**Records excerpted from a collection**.
-- Start --
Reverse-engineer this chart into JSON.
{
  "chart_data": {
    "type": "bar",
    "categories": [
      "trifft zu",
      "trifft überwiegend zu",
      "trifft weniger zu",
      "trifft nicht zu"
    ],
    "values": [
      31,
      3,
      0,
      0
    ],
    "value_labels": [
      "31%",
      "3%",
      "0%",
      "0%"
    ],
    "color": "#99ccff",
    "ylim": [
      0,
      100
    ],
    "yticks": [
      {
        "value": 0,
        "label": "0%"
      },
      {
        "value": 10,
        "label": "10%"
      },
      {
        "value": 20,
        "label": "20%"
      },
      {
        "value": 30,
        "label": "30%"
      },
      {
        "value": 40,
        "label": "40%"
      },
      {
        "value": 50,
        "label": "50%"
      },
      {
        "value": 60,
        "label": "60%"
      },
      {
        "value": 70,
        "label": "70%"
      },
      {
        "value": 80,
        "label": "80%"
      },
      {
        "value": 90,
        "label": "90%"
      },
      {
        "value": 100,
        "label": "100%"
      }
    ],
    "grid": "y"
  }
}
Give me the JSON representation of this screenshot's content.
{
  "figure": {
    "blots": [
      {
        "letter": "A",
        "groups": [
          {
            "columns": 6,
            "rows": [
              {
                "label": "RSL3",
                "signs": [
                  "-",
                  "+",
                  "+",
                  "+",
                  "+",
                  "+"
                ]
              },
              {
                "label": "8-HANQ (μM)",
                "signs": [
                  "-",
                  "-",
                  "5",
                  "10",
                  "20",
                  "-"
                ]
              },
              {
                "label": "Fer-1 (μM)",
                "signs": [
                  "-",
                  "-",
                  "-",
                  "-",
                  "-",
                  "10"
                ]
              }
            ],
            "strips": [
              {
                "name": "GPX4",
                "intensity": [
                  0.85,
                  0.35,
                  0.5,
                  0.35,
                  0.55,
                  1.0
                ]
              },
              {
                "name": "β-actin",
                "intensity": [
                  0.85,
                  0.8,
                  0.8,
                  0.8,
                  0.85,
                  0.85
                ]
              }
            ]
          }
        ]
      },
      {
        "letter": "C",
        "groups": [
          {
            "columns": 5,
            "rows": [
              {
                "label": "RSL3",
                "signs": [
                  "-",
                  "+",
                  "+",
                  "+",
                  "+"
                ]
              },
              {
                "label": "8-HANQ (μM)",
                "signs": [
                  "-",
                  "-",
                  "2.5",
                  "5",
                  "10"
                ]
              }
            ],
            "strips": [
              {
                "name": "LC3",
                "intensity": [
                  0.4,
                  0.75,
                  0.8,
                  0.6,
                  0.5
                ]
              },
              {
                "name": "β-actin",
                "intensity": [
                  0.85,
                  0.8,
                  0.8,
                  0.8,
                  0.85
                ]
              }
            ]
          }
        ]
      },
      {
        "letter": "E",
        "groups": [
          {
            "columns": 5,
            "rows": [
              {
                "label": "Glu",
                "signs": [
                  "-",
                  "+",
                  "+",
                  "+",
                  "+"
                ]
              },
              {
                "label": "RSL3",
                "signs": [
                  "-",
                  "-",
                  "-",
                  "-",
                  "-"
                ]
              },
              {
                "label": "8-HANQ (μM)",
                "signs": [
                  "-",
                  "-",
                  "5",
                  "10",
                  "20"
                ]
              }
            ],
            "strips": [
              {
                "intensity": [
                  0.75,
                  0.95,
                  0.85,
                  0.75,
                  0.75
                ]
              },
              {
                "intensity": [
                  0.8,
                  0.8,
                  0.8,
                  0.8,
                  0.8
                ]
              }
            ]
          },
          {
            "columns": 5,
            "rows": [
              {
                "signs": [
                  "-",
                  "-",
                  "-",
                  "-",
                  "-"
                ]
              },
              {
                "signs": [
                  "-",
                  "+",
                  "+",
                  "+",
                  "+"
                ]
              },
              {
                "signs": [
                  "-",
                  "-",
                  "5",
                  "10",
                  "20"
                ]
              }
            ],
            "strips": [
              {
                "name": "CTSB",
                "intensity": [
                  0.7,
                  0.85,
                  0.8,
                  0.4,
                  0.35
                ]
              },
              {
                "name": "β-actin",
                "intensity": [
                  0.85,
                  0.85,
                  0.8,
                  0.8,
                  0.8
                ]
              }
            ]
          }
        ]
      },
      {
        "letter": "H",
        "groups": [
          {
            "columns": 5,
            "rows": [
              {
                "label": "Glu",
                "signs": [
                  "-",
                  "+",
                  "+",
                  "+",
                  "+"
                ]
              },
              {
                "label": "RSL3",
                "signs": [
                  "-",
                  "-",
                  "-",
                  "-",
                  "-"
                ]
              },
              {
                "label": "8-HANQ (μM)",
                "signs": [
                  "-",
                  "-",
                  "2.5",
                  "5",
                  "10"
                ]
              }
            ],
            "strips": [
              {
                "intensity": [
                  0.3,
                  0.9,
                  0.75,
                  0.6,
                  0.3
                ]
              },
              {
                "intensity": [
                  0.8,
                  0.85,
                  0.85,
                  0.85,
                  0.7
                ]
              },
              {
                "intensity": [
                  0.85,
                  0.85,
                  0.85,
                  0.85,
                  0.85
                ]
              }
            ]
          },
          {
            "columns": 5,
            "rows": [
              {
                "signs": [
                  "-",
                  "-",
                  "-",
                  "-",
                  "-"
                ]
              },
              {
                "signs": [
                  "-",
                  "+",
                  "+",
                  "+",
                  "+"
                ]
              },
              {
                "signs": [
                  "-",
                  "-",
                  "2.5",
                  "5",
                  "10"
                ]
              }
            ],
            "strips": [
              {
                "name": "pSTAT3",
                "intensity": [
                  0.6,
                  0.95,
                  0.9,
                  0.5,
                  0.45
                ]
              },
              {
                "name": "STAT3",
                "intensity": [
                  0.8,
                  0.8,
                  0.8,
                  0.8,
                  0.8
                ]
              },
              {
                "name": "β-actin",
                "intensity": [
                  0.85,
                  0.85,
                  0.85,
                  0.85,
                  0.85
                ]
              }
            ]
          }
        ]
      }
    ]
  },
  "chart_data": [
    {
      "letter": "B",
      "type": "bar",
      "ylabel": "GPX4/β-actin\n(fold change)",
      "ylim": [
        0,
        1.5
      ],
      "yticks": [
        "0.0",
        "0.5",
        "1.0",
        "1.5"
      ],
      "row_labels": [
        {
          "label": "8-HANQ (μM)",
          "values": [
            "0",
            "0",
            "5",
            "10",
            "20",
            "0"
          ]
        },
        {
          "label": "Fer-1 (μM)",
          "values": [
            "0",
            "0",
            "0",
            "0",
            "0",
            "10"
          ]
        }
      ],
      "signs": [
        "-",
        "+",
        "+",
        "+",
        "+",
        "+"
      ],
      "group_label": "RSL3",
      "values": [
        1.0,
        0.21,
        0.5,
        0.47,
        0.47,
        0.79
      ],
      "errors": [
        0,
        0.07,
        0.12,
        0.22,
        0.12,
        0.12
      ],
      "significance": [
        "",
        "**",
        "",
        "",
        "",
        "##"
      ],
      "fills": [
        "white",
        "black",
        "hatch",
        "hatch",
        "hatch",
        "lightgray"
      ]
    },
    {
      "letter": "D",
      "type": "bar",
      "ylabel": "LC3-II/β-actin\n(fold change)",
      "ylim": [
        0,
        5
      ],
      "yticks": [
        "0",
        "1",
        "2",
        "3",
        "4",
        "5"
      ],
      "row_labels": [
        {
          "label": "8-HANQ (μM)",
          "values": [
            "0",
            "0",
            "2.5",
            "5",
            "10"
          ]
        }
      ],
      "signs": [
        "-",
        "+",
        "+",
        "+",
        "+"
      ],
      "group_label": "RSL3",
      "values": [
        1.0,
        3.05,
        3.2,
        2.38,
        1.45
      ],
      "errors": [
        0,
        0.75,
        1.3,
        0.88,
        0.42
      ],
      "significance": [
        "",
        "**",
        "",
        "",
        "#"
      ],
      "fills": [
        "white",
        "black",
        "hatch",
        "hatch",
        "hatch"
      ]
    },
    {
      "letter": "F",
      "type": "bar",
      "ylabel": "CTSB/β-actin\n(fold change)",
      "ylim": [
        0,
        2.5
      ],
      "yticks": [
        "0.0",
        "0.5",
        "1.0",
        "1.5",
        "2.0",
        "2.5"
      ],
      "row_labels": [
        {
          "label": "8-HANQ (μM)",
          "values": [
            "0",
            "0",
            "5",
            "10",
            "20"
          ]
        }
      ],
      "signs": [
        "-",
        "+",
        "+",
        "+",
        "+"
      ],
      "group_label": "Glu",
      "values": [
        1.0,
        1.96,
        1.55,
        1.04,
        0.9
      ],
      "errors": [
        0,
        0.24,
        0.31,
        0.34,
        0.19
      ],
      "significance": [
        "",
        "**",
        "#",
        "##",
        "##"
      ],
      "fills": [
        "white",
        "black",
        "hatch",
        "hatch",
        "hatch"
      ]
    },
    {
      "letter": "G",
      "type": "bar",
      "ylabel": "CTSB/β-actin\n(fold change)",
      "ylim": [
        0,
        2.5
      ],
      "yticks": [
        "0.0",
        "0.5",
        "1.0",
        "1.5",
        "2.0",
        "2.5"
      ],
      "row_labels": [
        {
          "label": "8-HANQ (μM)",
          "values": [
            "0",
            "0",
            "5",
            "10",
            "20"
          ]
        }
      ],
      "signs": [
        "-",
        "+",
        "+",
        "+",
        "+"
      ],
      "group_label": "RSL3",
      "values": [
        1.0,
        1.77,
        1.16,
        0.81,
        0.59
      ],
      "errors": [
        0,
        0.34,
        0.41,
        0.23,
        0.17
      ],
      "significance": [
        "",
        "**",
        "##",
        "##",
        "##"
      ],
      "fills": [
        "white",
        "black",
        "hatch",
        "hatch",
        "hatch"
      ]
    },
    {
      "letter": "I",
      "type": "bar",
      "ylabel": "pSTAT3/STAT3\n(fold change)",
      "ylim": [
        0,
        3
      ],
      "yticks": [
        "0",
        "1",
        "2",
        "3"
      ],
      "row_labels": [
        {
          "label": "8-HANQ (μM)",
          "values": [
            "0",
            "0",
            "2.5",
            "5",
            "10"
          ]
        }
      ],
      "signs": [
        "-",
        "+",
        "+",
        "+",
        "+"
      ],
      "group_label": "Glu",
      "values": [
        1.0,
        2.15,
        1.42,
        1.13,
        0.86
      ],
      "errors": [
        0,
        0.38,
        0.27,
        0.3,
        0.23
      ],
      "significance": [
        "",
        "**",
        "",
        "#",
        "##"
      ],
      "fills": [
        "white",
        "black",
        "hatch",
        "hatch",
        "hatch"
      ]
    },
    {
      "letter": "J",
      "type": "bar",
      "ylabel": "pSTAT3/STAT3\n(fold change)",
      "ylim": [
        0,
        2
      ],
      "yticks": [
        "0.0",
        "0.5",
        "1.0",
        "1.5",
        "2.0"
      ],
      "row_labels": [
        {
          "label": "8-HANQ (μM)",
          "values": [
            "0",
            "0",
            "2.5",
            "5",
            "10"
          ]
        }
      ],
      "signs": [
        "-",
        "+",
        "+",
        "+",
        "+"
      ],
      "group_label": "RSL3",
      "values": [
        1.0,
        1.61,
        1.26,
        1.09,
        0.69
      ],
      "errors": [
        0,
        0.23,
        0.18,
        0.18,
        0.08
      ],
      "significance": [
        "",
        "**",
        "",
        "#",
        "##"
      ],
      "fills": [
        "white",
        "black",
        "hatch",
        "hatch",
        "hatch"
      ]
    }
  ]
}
-- End --
**Short task**. Report how many lines hold the string "JSON", giving the number and nothing else.

**Written reply**. 2